Copy the data word for word, keeping every line.
[Begin Task data]
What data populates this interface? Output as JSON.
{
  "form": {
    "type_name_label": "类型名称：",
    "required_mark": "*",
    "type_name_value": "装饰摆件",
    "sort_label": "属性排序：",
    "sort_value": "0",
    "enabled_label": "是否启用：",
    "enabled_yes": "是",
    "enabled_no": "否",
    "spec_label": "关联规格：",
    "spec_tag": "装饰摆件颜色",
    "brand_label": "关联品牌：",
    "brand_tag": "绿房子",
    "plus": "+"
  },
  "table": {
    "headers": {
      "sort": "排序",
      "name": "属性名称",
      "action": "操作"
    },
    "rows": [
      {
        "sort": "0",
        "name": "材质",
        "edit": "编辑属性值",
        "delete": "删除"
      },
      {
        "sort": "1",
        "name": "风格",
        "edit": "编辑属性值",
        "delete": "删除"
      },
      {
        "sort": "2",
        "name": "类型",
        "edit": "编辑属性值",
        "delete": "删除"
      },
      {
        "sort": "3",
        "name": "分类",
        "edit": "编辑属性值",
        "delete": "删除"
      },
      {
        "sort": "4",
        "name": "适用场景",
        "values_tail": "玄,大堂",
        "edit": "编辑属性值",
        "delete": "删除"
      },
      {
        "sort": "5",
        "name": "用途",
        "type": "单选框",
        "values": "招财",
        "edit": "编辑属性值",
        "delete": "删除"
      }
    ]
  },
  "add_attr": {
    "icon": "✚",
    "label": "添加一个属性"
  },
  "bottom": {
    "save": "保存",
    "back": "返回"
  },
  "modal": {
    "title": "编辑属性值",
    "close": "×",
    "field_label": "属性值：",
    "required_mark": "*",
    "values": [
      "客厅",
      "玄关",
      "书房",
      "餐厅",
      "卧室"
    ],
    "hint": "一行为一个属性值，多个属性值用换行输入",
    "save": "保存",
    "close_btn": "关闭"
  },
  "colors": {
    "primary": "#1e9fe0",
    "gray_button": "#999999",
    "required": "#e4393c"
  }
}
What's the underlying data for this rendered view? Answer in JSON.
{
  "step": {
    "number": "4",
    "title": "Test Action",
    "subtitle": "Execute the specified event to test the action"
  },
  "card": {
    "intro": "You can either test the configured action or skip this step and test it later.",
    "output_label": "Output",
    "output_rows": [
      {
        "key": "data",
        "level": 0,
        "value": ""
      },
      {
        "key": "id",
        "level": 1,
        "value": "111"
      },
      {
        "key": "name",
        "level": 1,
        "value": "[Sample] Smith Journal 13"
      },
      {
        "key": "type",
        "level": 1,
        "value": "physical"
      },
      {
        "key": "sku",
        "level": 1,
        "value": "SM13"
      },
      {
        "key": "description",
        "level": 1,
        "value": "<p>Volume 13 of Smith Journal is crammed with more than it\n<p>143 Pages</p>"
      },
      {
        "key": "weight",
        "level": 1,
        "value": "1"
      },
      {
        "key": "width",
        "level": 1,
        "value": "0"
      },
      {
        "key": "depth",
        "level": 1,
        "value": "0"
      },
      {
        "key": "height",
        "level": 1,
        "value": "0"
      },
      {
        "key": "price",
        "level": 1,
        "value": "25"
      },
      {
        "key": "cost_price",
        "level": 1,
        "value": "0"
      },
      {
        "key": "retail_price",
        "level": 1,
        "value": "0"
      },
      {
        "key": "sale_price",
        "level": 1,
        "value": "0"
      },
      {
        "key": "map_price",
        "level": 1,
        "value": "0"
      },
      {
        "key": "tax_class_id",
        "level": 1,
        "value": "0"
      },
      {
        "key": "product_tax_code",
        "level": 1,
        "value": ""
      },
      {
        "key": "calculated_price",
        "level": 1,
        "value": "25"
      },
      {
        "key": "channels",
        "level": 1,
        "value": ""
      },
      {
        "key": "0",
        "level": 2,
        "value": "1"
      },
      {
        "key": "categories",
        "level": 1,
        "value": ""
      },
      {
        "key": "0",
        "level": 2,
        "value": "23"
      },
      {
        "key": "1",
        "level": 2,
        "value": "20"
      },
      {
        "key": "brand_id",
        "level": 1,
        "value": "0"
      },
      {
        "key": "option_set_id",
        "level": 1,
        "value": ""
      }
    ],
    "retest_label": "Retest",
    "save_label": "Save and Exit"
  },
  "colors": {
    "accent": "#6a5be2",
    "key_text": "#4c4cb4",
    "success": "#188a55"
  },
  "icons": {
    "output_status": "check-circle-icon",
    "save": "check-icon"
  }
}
[End Task data]
■ Response to the task:
What data populates this interface? Output as JSON.
{
  "form": {
    "type_name_label": "类型名称：",
    "required_mark": "*",
    "type_name_value": "装饰摆件",
    "sort_label": "属性排序：",
    "sort_value": "0",
    "enabled_label": "是否启用：",
    "enabled_yes": "是",
    "enabled_no": "否",
    "spec_label": "关联规格：",
    "spec_tag": "装饰摆件颜色",
    "brand_label": "关联品牌：",
    "brand_tag": "绿房子",
    "plus": "+"
  },
  "table": {
    "headers": {
      "sort": "排序",
      "name": "属性名称",
      "action": "操作"
    },
    "rows": [
      {
        "sort": "0",
        "name": "材质",
        "edit": "编辑属性值",
        "delete": "删除"
      },
      {
        "sort": "1",
        "name": "风格",
        "edit": "编辑属性值",
        "delete": "删除"
      },
      {
        "sort": "2",
        "name": "类型",
        "edit": "编辑属性值",
        "delete": "删除"
      },
      {
        "sort": "3",
        "name": "分类",
        "edit": "编辑属性值",
        "delete": "删除"
      },
      {
        "sort": "4",
        "name": "适用场景",
        "values_tail": "玄,大堂",
        "edit": "编辑属性值",
        "delete": "删除"
      },
      {
        "sort": "5",
        "name": "用途",
        "type": "单选框",
        "values": "招财",
        "edit": "编辑属性值",
        "delete": "删除"
      }
    ]
  },
  "add_attr": {
    "icon": "✚",
    "label": "添加一个属性"
  },
  "bottom": {
    "save": "保存",
    "back": "返回"
  },
  "modal": {
    "title": "编辑属性值",
    "close": "×",
    "field_label": "属性值：",
    "required_mark": "*",
    "values": [
      "客厅",
      "玄关",
      "书房",
      "餐厅",
      "卧室"
    ],
    "hint": "一行为一个属性值，多个属性值用换行输入",
    "save": "保存",
    "close_btn": "关闭"
  },
  "colors": {
    "primary": "#1e9fe0",
    "gray_button": "#999999",
    "required": "#e4393c"
  }
}
What's the underlying data for this rendered view? Answer in JSON.
{
  "step": {
    "number": "4",
    "title": "Test Action",
    "subtitle": "Execute the specified event to test the action"
  },
  "card": {
    "intro": "You can either test the configured action or skip this step and test it later.",
    "output_label": "Output",
    "output_rows": [
      {
        "key": "data",
        "level": 0,
        "value": ""
      },
      {
        "key": "id",
        "level": 1,
        "value": "111"
      },
      {
        "key": "name",
        "level": 1,
        "value": "[Sample] Smith Journal 13"
      },
      {
        "key": "type",
        "level": 1,
        "value": "physical"
      },
      {
        "key": "sku",
        "level": 1,
        "value": "SM13"
      },
      {
        "key": "description",
        "level": 1,
        "value": "<p>Volume 13 of Smith Journal is crammed with more than it\n<p>143 Pages</p>"
      },
      {
        "key": "weight",
        "level": 1,
        "value": "1"
      },
      {
        "key": "width",
        "level": 1,
        "value": "0"
      },
      {
        "key": "depth",
        "level": 1,
        "value": "0"
      },
      {
        "key": "height",
        "level": 1,
        "value": "0"
      },
      {
        "key": "price",
        "level": 1,
        "value": "25"
      },
      {
        "key": "cost_price",
        "level": 1,
        "value": "0"
      },
      {
        "key": "retail_price",
        "level": 1,
        "value": "0"
      },
      {
        "key": "sale_price",
        "level": 1,
        "value": "0"
      },
      {
        "key": "map_price",
        "level": 1,
        "value": "0"
      },
      {
        "key": "tax_class_id",
        "level": 1,
        "value": "0"
      },
      {
        "key": "product_tax_code",
        "level": 1,
        "value": ""
      },
      {
        "key": "calculated_price",
        "level": 1,
        "value": "25"
      },
      {
        "key": "channels",
        "level": 1,
        "value": ""
      },
      {
        "key": "0",
        "level": 2,
        "value": "1"
      },
      {
        "key": "categories",
        "level": 1,
        "value": ""
      },
      {
        "key": "0",
        "level": 2,
        "value": "23"
      },
      {
        "key": "1",
        "level": 2,
        "value": "20"
      },
      {
        "key": "brand_id",
        "level": 1,
        "value": "0"
      },
      {
        "key": "option_set_id",
        "level": 1,
        "value": ""
      }
    ],
    "retest_label": "Retest",
    "save_label": "Save and Exit"
  },
  "colors": {
    "accent": "#6a5be2",
    "key_text": "#4c4cb4",
    "success": "#188a55"
  },
  "icons": {
    "output_status": "check-circle-icon",
    "save": "check-icon"
  }
}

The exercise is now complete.